»»

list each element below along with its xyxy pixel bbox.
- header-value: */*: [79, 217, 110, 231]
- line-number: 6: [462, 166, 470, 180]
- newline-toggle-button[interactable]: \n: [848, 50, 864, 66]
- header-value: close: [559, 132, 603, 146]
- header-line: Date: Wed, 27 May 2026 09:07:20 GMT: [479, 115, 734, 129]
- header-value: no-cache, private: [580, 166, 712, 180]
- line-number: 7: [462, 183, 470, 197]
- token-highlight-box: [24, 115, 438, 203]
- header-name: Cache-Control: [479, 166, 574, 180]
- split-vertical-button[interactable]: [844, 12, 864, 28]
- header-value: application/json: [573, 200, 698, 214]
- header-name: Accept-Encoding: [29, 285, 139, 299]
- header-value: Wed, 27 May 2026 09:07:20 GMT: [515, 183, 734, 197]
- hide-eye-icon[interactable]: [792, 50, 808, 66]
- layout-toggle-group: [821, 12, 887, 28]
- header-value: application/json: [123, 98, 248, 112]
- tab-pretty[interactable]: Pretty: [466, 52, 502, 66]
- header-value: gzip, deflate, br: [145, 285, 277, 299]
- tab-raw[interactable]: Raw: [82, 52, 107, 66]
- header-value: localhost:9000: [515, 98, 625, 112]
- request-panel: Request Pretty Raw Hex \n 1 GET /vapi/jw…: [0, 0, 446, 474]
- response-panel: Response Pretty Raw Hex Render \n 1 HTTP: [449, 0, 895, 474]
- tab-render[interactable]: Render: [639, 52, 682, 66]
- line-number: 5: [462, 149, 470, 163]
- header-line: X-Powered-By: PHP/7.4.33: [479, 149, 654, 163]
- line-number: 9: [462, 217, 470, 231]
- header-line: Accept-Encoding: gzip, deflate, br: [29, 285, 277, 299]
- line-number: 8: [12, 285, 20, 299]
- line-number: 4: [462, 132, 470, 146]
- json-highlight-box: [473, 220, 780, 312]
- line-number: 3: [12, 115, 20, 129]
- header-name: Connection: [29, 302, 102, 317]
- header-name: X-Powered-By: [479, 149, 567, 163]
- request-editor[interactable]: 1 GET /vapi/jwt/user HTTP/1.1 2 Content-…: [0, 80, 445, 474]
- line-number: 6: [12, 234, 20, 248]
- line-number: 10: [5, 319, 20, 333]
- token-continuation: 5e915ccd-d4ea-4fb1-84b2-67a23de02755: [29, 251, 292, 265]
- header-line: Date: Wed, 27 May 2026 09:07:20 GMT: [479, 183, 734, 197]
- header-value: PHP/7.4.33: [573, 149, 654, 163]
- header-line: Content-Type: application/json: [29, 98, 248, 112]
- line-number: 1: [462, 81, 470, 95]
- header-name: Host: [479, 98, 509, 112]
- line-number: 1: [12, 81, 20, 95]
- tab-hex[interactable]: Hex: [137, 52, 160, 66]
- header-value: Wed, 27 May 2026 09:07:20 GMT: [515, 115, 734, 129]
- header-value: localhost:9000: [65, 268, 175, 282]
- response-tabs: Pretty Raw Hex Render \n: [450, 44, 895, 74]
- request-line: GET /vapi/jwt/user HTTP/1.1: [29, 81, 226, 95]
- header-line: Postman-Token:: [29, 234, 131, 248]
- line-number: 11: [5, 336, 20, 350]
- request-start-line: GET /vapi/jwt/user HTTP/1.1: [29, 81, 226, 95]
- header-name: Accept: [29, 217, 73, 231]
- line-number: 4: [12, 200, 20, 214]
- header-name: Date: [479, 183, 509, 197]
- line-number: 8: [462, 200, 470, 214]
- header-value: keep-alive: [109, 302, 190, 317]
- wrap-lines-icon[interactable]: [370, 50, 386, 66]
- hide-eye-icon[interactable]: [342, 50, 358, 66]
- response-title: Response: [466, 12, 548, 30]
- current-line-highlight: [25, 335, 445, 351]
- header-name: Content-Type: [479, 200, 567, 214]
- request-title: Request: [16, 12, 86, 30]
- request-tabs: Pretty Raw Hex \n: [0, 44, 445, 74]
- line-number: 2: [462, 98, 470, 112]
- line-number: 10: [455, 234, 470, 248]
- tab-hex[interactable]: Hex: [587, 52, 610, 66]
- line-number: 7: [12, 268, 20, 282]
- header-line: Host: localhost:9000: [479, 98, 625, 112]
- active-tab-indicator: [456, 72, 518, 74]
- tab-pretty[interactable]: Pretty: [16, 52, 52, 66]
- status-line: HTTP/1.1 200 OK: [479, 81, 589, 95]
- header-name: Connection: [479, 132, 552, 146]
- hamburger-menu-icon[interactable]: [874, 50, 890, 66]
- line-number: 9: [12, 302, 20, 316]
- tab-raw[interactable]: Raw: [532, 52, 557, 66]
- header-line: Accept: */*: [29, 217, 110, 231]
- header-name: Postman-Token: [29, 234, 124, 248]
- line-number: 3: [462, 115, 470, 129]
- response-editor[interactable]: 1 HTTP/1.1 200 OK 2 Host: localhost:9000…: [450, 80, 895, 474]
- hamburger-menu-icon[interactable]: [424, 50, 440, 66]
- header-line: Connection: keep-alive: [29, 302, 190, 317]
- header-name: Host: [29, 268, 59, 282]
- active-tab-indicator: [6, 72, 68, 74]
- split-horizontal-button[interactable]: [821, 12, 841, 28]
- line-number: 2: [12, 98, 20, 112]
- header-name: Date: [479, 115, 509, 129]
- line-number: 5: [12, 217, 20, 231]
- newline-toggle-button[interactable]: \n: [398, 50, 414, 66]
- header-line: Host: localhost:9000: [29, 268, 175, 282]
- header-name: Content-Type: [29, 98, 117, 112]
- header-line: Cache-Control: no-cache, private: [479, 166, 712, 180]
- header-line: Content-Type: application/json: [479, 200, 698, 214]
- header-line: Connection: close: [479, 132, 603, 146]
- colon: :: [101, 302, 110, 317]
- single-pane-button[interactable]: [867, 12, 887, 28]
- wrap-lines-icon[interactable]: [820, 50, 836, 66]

««

** TASK TO COMPLETE **
Please print the listing line for line, starting at its first line and ending at the line containing "- header-value: close: [559, 132, 603, 146]", with both of those lines included.

** RESPONSE **
list each element below along with its xyxy pixel bbox.
- header-value: */*: [79, 217, 110, 231]
- line-number: 6: [462, 166, 470, 180]
- newline-toggle-button[interactable]: \n: [848, 50, 864, 66]
- header-value: close: [559, 132, 603, 146]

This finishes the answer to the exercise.